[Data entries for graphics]
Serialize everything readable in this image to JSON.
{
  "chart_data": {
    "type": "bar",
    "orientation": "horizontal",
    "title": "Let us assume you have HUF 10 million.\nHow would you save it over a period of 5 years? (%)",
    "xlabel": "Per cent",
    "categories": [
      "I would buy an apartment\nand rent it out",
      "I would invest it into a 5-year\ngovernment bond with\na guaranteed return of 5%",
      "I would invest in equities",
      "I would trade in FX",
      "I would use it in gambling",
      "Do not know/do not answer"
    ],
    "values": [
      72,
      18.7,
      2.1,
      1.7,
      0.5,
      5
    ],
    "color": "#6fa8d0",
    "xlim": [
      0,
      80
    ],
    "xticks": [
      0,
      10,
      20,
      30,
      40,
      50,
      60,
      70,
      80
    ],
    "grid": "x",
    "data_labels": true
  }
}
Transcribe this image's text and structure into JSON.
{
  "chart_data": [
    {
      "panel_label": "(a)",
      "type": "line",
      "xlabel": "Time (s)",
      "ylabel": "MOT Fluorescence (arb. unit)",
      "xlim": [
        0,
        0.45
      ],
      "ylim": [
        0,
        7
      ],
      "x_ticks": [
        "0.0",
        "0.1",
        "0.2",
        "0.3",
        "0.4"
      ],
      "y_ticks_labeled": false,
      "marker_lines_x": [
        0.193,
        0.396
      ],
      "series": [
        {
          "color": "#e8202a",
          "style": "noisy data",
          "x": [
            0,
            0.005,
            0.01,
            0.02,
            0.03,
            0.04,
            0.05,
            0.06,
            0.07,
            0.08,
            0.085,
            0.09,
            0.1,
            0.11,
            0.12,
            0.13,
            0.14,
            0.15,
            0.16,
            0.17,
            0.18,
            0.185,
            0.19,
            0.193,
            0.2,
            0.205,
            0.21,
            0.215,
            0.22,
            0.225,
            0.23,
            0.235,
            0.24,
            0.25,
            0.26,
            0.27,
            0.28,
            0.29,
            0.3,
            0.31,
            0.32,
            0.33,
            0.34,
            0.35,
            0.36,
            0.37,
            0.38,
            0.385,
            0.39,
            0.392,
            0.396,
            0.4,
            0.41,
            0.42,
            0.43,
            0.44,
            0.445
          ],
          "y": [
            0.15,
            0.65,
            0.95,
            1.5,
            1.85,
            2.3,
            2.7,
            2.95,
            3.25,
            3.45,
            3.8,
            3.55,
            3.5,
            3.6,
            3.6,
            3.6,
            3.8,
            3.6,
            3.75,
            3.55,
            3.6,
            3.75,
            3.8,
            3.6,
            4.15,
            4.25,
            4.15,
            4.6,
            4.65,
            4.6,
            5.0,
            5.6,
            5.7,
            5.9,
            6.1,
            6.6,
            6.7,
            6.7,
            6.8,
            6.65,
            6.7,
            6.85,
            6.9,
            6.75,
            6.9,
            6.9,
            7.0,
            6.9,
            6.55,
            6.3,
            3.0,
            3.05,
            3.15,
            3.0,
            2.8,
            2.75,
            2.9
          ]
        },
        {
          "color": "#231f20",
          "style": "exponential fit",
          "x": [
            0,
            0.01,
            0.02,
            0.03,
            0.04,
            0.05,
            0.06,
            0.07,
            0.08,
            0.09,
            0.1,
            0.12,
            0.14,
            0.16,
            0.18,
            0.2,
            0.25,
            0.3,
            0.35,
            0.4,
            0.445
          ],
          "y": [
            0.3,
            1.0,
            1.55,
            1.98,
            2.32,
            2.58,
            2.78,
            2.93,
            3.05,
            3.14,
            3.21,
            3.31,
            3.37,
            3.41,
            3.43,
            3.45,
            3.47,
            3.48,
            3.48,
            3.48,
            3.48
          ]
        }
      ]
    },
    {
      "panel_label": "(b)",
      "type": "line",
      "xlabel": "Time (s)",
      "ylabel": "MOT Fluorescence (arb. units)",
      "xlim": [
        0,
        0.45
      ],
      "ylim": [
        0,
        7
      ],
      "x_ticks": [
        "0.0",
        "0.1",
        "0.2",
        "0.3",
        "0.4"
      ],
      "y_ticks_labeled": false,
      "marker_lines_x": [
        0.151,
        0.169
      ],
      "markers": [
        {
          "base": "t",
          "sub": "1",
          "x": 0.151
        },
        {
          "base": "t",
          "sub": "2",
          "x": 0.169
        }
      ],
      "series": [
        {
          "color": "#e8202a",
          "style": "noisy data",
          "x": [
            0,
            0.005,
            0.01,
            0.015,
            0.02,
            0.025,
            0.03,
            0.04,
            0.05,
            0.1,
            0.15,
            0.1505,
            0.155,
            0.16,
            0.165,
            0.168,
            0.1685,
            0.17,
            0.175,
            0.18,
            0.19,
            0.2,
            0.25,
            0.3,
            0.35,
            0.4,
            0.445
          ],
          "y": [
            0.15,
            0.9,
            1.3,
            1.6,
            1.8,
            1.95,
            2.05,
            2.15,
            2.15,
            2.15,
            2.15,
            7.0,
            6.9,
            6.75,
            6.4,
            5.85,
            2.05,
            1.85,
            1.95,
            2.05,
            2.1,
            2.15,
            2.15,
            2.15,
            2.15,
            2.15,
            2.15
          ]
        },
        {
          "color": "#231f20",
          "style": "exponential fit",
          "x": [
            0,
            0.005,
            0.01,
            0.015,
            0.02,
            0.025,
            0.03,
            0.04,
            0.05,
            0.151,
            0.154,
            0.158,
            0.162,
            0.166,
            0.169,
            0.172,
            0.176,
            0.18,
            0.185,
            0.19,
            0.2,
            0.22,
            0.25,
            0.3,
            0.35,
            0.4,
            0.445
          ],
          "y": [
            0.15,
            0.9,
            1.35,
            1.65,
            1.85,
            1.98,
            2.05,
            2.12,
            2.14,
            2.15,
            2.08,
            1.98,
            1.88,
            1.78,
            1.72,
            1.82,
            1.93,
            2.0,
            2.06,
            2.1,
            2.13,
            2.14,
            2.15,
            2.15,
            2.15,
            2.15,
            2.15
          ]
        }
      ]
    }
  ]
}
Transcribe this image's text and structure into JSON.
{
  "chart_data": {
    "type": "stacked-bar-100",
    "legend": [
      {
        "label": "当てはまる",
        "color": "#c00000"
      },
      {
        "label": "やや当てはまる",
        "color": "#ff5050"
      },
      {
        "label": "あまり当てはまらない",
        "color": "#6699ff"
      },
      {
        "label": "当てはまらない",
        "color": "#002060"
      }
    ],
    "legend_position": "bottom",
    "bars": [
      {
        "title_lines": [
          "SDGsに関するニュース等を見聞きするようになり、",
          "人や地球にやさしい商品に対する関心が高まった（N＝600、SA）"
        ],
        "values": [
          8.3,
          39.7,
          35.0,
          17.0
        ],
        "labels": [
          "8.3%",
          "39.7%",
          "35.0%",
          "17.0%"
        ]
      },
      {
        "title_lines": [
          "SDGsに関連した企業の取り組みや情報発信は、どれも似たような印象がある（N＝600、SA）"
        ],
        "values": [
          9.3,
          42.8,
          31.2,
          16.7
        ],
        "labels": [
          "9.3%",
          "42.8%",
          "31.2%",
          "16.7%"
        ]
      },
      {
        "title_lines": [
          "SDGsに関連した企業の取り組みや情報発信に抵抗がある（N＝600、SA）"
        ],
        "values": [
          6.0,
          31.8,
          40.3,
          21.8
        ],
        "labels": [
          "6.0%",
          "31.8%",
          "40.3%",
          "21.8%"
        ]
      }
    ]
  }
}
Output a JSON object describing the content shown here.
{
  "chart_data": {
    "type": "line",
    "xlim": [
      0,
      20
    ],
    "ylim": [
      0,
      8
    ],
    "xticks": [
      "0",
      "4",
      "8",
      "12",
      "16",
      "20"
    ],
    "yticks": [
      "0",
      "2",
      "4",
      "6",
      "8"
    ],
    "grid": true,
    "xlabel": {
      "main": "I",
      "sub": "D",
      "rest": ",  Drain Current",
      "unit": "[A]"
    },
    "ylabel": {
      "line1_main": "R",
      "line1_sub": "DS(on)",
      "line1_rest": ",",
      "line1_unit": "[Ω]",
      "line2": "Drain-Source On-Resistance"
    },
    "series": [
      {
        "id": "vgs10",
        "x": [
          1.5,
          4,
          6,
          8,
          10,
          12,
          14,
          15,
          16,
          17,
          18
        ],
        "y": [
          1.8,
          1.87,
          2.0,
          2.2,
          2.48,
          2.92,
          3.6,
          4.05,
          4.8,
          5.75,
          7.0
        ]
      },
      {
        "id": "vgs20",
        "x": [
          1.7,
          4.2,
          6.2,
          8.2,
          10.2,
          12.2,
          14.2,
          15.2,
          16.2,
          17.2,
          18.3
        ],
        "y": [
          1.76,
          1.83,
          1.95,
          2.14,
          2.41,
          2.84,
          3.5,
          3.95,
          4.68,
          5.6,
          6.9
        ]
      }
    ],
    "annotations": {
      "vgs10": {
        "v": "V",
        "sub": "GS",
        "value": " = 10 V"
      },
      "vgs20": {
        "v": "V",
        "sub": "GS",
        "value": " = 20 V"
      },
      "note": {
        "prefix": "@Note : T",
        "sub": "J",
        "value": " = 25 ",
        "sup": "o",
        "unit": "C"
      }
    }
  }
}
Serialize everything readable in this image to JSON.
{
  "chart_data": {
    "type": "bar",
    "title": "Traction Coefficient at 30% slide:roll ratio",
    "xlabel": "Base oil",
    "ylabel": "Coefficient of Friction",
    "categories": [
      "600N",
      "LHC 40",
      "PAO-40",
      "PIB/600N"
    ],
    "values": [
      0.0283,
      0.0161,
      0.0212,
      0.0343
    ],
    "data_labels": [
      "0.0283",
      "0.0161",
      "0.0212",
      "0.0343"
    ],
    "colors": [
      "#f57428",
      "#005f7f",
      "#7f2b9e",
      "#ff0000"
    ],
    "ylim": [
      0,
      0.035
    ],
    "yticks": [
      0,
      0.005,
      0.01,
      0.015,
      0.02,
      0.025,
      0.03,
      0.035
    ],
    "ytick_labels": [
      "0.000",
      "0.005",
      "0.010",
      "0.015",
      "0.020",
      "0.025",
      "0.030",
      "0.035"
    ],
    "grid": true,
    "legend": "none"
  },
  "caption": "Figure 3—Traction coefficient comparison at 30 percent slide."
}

## Directive
Find how many lines in the material hold the word "would" and state that number alone.

## Output of the task
6